## begin
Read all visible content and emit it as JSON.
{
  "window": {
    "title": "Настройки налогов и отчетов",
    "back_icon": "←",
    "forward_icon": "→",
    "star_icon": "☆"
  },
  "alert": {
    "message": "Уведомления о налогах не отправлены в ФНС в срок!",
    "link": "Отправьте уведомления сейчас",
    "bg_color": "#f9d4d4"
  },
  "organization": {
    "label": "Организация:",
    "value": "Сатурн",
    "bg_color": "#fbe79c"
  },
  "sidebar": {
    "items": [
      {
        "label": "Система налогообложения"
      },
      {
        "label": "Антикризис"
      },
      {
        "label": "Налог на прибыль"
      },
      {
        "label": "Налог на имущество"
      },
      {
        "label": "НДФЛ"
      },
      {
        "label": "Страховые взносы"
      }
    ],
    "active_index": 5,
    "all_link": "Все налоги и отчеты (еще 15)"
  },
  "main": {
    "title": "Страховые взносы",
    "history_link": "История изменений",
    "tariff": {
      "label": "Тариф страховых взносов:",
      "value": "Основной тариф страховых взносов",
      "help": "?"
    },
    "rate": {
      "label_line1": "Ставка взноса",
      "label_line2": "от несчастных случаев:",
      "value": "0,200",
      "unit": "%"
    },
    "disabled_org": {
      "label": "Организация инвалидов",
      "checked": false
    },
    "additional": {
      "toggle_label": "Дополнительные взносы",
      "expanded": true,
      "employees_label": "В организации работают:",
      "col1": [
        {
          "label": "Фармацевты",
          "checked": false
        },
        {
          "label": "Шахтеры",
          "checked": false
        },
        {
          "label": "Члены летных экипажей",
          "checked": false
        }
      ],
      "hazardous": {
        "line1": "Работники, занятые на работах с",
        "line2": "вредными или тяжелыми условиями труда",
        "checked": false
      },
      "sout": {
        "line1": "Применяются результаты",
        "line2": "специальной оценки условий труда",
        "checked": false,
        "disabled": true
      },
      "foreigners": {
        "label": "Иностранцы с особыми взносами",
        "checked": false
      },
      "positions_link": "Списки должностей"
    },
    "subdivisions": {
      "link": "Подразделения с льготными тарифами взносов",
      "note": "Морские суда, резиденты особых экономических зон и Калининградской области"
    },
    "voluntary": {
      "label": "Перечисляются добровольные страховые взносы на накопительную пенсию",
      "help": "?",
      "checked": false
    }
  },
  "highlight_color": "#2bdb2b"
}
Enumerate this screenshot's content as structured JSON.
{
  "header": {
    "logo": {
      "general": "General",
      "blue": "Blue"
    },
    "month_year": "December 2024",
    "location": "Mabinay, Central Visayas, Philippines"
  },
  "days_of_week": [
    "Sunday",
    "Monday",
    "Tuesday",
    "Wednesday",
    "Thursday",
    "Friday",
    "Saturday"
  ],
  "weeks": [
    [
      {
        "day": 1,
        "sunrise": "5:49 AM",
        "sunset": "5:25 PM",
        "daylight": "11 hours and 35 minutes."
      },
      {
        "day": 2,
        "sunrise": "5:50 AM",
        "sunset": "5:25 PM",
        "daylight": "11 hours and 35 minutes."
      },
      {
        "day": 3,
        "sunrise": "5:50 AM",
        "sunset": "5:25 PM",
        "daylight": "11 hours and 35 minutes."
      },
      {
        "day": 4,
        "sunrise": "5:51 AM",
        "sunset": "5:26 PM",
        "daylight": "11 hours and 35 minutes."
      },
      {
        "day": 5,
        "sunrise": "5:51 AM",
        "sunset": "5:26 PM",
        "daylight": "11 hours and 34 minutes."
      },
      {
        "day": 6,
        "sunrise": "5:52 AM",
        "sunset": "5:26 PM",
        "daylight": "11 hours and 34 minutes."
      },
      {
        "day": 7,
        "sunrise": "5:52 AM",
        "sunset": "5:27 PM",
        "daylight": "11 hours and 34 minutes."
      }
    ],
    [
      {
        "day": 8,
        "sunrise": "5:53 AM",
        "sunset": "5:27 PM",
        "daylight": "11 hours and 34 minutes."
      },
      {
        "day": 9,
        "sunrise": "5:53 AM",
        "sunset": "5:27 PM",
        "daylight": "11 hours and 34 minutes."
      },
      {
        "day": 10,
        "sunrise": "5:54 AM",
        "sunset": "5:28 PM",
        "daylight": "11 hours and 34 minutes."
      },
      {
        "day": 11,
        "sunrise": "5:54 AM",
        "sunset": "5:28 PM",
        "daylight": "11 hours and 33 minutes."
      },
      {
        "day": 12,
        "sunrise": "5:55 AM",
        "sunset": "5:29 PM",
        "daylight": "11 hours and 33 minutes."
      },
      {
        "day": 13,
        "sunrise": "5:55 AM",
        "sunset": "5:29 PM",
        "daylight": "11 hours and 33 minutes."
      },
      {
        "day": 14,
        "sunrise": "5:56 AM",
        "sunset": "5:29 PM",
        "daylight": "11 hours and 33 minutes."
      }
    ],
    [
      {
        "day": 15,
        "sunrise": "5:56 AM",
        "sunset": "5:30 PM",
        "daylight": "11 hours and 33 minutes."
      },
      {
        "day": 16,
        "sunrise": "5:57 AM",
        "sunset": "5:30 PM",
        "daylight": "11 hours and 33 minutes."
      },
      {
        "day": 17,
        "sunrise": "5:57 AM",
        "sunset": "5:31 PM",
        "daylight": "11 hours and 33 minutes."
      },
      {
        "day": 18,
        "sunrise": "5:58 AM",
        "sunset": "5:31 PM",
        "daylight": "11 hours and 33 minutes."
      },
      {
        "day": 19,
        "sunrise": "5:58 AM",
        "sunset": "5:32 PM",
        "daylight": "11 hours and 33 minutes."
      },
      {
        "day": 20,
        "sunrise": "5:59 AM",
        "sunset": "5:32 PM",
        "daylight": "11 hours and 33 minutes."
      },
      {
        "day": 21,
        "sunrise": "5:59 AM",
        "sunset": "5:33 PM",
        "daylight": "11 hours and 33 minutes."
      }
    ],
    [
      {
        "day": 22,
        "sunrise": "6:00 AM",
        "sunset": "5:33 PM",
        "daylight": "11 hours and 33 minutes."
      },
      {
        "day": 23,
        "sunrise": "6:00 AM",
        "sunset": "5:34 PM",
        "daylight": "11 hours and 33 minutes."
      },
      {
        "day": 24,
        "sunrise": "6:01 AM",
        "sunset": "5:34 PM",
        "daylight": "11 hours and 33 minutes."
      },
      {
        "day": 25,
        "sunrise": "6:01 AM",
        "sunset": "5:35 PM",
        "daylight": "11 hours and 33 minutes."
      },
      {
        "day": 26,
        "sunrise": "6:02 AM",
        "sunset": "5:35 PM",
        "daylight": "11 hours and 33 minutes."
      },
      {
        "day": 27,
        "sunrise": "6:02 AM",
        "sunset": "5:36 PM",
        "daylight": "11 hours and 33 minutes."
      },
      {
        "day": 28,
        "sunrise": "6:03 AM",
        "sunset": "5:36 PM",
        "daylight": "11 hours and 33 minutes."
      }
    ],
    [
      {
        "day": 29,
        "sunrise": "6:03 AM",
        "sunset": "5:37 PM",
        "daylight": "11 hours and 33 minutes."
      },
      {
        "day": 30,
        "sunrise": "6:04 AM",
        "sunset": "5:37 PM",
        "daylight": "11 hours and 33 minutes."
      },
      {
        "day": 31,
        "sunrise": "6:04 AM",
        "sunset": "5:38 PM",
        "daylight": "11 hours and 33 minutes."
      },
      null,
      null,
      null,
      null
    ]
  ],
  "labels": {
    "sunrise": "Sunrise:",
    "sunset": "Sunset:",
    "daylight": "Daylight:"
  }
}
## end
Extract all lines that hold the word "JSON".

Read all visible content and emit it as JSON.
Enumerate this screenshot's content as structured JSON.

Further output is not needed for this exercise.